+++ Entries supplied +++
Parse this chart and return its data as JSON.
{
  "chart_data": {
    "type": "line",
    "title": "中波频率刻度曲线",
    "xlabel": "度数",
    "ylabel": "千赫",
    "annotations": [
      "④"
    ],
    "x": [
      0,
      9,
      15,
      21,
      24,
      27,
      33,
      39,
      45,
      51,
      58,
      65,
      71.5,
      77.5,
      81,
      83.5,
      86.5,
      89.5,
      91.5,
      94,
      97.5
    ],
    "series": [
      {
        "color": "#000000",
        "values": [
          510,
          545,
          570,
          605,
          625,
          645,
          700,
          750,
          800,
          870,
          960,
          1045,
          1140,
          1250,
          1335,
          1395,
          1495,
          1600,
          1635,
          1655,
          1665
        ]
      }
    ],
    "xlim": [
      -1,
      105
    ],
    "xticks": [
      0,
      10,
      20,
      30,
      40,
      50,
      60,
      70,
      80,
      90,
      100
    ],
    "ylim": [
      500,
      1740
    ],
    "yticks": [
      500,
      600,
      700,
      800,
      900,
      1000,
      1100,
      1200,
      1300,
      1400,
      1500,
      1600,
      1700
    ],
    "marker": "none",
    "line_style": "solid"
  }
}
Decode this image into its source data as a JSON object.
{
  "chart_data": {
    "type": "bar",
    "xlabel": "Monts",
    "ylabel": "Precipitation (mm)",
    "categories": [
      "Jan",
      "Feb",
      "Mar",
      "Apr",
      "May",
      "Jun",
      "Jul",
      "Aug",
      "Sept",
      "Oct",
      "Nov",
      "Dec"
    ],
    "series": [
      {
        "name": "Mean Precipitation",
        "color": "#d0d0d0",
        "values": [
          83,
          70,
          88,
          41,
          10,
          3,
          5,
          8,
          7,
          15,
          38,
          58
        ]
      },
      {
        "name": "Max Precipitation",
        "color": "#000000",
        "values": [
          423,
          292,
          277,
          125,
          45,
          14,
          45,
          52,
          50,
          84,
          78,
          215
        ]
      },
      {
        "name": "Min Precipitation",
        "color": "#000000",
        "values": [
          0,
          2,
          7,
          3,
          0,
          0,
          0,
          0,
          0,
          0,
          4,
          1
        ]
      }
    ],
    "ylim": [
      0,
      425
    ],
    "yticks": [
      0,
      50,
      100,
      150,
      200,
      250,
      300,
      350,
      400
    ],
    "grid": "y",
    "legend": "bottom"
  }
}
+++
▶ **Work to be completed**
Restate the whole of the material exactly.

▶ **Result for this task**
Parse this chart and return its data as JSON.
{
  "chart_data": {
    "type": "line",
    "title": "中波频率刻度曲线",
    "xlabel": "度数",
    "ylabel": "千赫",
    "annotations": [
      "④"
    ],
    "x": [
      0,
      9,
      15,
      21,
      24,
      27,
      33,
      39,
      45,
      51,
      58,
      65,
      71.5,
      77.5,
      81,
      83.5,
      86.5,
      89.5,
      91.5,
      94,
      97.5
    ],
    "series": [
      {
        "color": "#000000",
        "values": [
          510,
          545,
          570,
          605,
          625,
          645,
          700,
          750,
          800,
          870,
          960,
          1045,
          1140,
          1250,
          1335,
          1395,
          1495,
          1600,
          1635,
          1655,
          1665
        ]
      }
    ],
    "xlim": [
      -1,
      105
    ],
    "xticks": [
      0,
      10,
      20,
      30,
      40,
      50,
      60,
      70,
      80,
      90,
      100
    ],
    "ylim": [
      500,
      1740
    ],
    "yticks": [
      500,
      600,
      700,
      800,
      900,
      1000,
      1100,
      1200,
      1300,
      1400,
      1500,
      1600,
      1700
    ],
    "marker": "none",
    "line_style": "solid"
  }
}
Decode this image into its source data as a JSON object.
{
  "chart_data": {
    "type": "bar",
    "xlabel": "Monts",
    "ylabel": "Precipitation (mm)",
    "categories": [
      "Jan",
      "Feb",
      "Mar",
      "Apr",
      "May",
      "Jun",
      "Jul",
      "Aug",
      "Sept",
      "Oct",
      "Nov",
      "Dec"
    ],
    "series": [
      {
        "name": "Mean Precipitation",
        "color": "#d0d0d0",
        "values": [
          83,
          70,
          88,
          41,
          10,
          3,
          5,
          8,
          7,
          15,
          38,
          58
        ]
      },
      {
        "name": "Max Precipitation",
        "color": "#000000",
        "values": [
          423,
          292,
          277,
          125,
          45,
          14,
          45,
          52,
          50,
          84,
          78,
          215
        ]
      },
      {
        "name": "Min Precipitation",
        "color": "#000000",
        "values": [
          0,
          2,
          7,
          3,
          0,
          0,
          0,
          0,
          0,
          0,
          4,
          1
        ]
      }
    ],
    "ylim": [
      0,
      425
    ],
    "yticks": [
      0,
      50,
      100,
      150,
      200,
      250,
      300,
      350,
      400
    ],
    "grid": "y",
    "legend": "bottom"
  }
}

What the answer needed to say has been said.